WORK REQUIRED: Using the material below, copy every line where "OpenHuman" appears.

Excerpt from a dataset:

● ● ● ● ●

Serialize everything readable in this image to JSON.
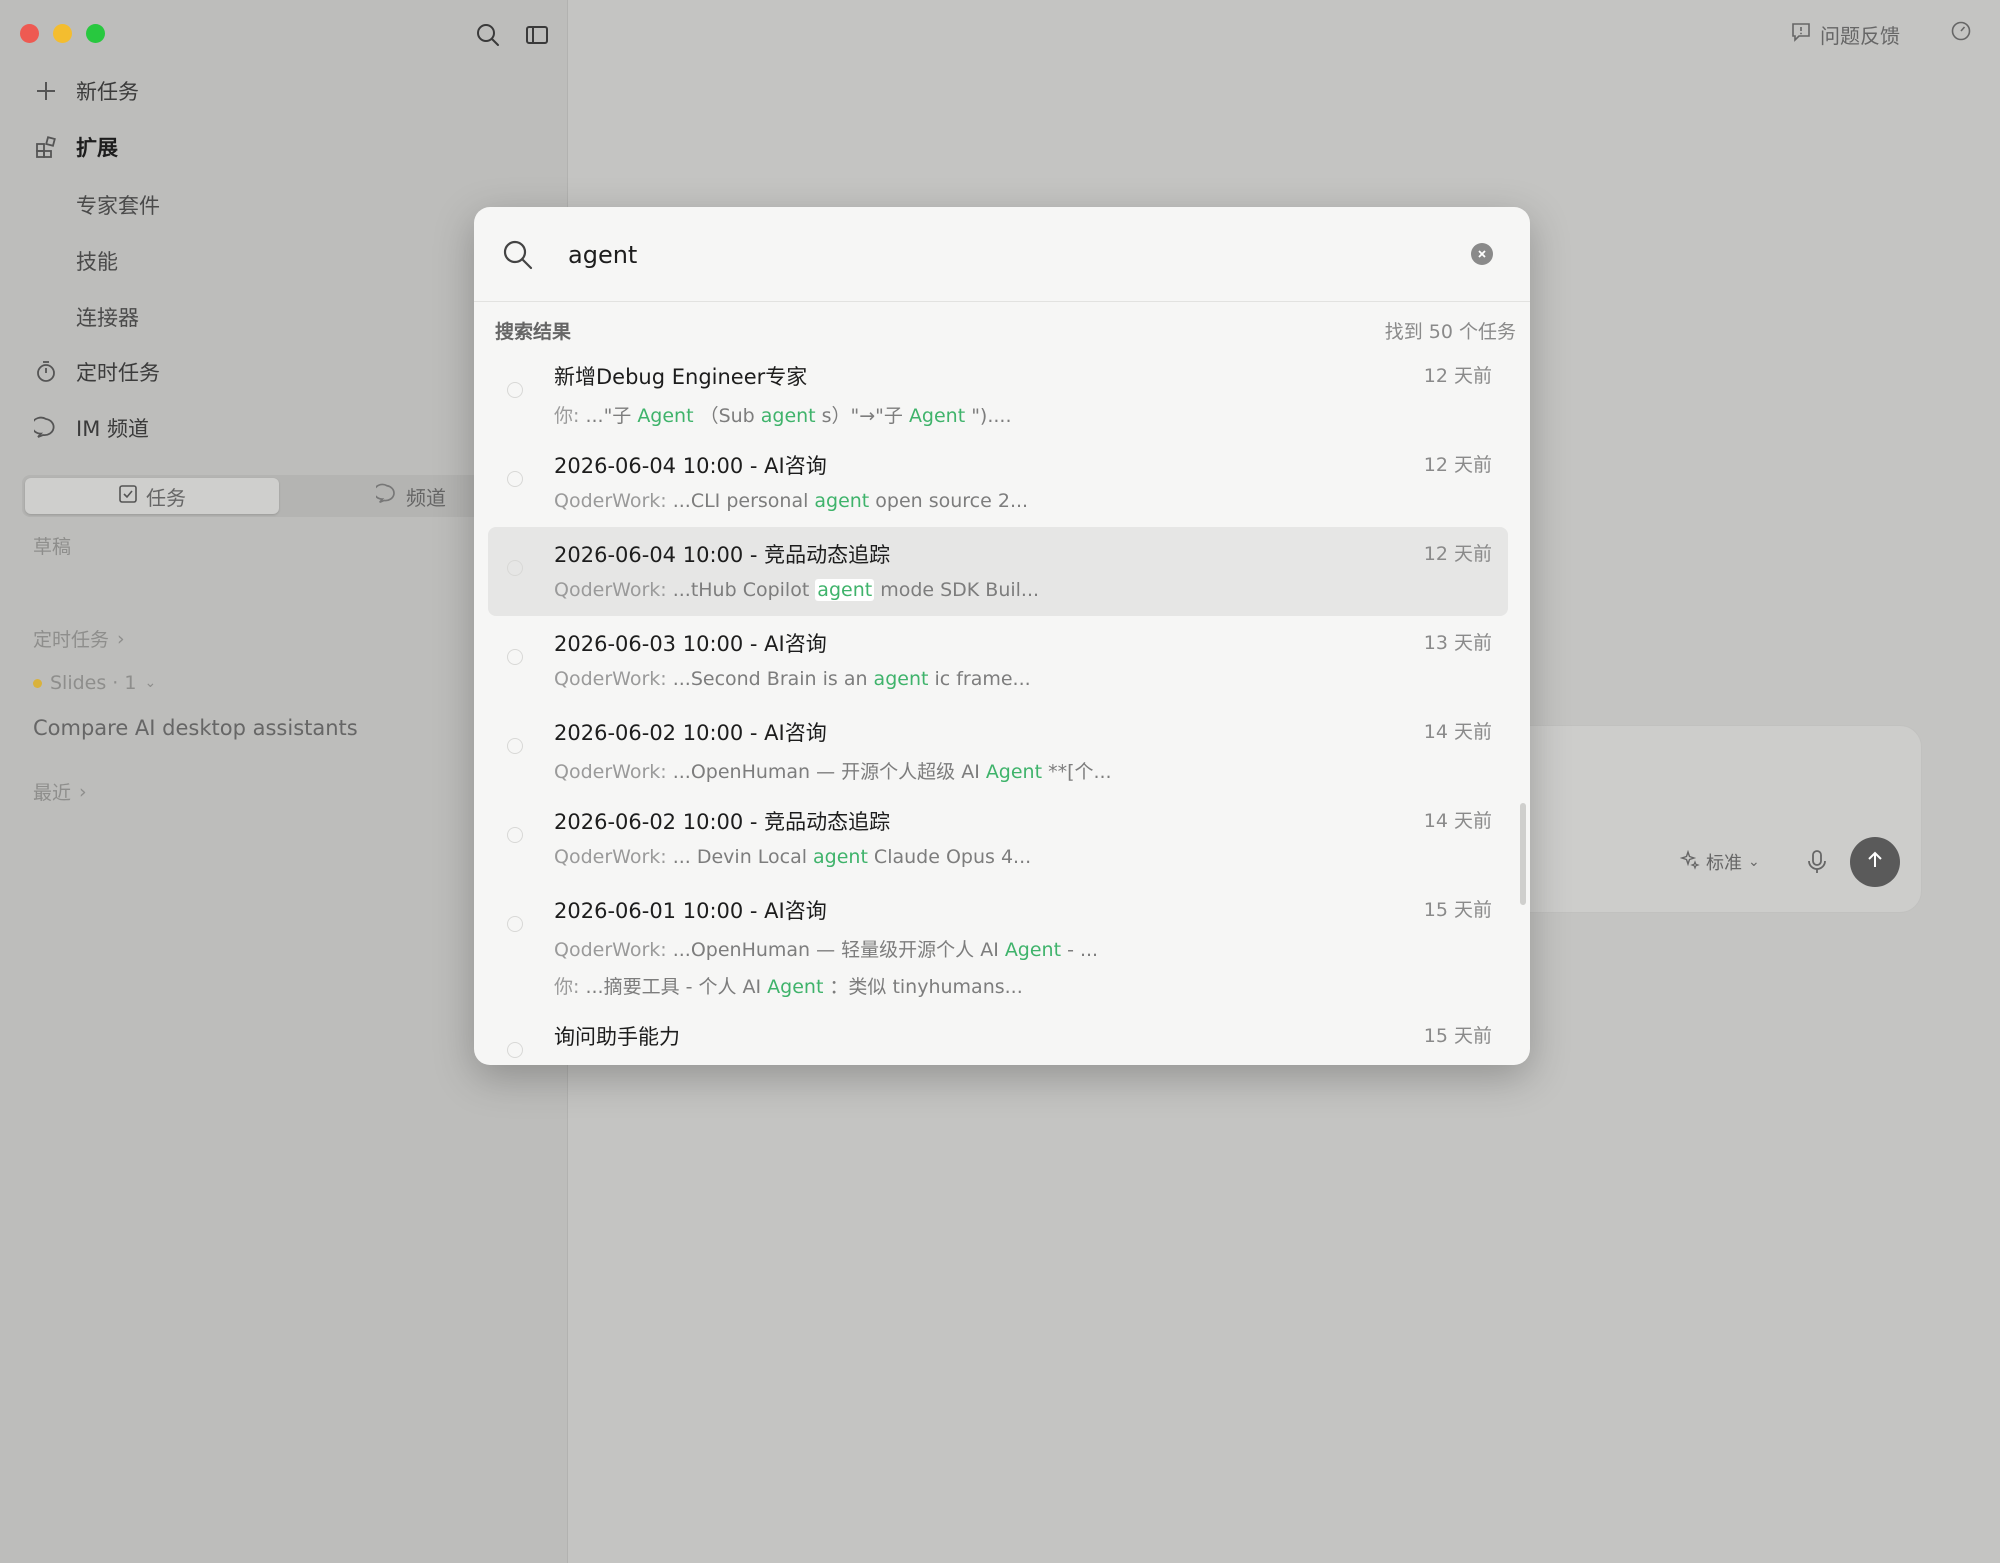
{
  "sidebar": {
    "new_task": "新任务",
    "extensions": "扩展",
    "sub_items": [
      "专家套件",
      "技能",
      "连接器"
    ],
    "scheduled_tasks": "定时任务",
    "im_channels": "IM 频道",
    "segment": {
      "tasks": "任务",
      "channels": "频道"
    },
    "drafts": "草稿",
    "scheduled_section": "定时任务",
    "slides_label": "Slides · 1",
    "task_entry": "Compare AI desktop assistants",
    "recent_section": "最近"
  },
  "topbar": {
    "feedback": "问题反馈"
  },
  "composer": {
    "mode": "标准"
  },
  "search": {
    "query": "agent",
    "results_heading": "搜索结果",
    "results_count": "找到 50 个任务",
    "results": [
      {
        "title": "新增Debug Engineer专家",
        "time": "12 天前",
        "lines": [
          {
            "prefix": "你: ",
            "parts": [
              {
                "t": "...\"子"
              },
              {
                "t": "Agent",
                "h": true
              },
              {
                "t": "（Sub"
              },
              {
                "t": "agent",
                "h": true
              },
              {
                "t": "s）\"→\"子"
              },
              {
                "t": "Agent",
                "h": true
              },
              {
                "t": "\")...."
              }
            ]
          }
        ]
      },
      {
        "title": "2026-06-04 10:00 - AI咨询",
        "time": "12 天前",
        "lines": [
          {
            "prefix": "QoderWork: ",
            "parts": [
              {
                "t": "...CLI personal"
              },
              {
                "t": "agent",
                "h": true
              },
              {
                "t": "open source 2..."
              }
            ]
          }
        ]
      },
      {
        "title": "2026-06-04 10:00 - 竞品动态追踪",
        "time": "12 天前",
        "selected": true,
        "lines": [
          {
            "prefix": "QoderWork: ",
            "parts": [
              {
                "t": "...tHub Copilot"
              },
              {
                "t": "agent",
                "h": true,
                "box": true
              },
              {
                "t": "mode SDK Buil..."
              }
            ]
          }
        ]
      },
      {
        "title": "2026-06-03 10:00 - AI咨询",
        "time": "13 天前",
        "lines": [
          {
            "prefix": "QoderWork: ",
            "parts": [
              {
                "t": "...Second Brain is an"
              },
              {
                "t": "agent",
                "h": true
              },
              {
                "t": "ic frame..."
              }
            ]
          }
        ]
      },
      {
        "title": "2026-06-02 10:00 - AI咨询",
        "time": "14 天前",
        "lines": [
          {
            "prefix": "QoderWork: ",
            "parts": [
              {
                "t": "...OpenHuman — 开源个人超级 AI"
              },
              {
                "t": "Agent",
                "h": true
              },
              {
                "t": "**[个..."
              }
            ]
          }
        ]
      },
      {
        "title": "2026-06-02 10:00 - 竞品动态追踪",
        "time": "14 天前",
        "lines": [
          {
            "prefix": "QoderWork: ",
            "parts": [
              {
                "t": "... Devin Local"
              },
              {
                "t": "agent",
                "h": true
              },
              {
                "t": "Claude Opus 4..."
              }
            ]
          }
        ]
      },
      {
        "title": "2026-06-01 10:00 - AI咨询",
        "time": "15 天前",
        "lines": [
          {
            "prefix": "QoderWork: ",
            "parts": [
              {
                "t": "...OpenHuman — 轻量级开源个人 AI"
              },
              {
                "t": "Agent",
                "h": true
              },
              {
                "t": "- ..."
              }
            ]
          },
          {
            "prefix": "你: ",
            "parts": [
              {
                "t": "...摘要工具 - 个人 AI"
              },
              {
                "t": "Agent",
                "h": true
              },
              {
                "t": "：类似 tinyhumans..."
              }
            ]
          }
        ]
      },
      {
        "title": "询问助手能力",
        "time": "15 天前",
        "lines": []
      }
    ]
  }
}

● ● ● ● ●

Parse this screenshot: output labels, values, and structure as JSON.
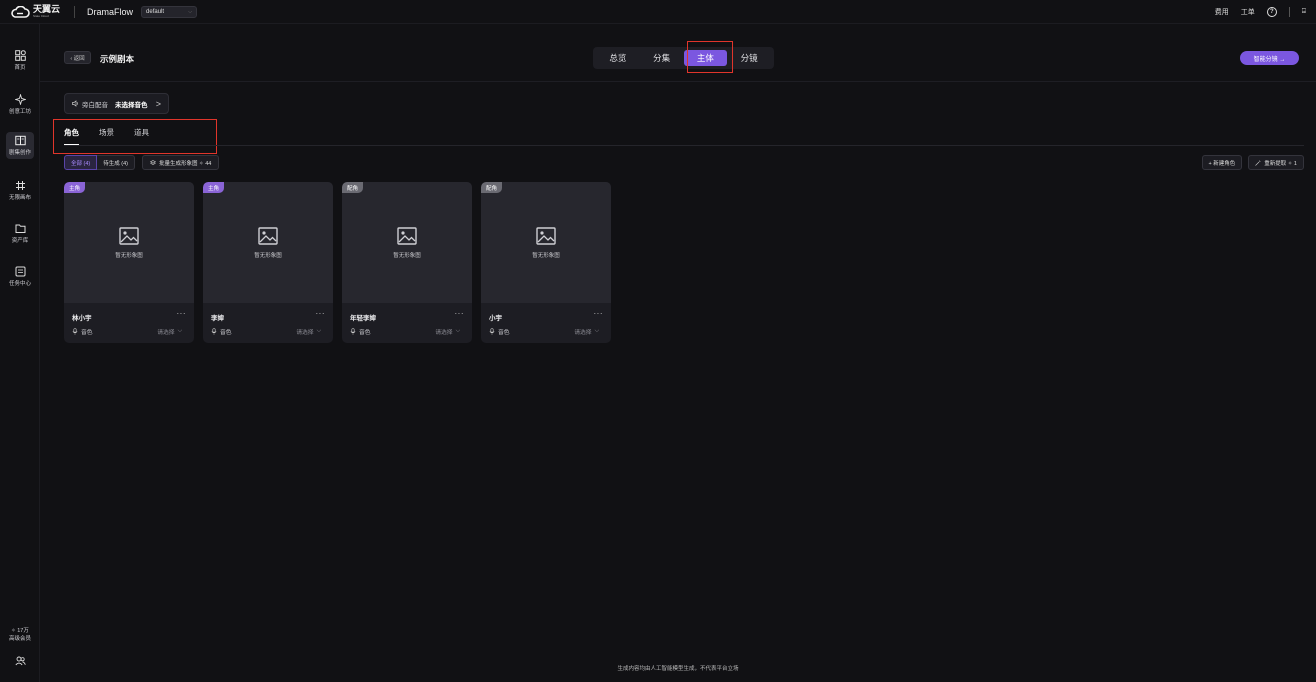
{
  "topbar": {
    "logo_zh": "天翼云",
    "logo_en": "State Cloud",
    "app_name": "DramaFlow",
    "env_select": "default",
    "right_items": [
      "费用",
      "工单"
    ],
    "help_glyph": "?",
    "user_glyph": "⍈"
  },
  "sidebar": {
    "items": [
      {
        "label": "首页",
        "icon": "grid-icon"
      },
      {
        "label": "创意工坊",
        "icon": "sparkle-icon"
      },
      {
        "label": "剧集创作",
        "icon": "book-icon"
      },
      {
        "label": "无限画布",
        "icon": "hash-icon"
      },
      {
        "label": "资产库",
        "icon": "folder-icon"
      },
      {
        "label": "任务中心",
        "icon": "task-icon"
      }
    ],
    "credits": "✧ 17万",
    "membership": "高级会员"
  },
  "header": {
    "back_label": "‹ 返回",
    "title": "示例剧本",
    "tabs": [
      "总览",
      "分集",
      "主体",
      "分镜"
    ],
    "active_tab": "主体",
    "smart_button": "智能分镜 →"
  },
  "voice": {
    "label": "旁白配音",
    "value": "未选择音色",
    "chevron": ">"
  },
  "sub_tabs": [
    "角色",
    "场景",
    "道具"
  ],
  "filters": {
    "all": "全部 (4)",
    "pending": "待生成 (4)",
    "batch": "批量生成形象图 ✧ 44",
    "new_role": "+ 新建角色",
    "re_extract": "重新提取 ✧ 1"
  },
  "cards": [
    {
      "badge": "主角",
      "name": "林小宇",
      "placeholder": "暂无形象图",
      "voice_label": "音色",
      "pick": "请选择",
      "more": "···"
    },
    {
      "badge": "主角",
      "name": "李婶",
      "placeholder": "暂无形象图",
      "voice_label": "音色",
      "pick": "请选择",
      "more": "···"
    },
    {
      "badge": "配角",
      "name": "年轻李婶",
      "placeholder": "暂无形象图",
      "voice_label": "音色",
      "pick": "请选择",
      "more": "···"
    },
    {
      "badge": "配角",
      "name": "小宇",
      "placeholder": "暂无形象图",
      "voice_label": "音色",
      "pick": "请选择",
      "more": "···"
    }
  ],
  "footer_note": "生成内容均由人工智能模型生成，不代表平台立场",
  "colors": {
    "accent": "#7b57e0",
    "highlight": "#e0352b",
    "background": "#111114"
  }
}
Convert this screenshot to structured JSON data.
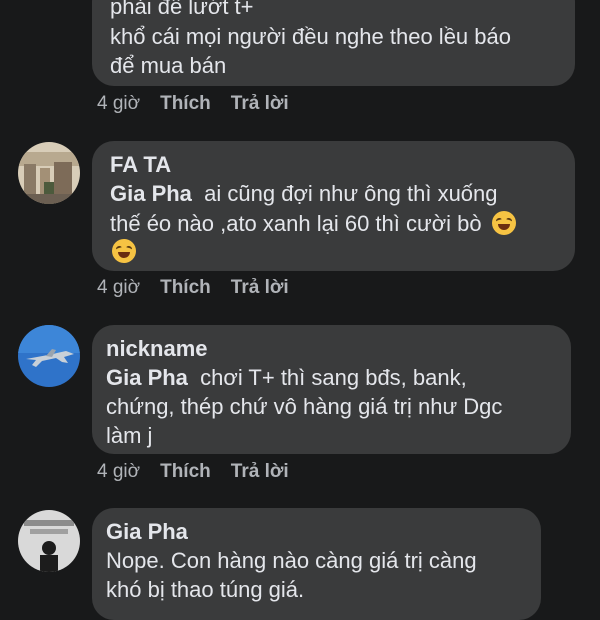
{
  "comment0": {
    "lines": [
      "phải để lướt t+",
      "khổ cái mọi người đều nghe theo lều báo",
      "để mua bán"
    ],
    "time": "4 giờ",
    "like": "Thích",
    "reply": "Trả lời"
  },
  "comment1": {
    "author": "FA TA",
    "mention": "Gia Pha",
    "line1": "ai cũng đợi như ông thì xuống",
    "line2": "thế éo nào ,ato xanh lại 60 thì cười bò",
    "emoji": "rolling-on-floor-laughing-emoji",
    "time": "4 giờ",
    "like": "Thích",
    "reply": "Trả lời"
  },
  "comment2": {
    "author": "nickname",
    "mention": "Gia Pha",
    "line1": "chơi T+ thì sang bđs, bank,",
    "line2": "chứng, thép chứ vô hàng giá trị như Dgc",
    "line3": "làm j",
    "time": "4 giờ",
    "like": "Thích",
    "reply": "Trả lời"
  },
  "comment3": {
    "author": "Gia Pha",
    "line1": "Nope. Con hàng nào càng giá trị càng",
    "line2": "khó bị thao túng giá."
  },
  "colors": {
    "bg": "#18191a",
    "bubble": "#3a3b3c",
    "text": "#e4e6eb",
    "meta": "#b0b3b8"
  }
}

● ● ● ● ●

ANSWER BELOW:
                "t": "...OpenHuman — 开源个人超级 AI"
                "t": "...OpenHuman — 轻量级开源个人 AI"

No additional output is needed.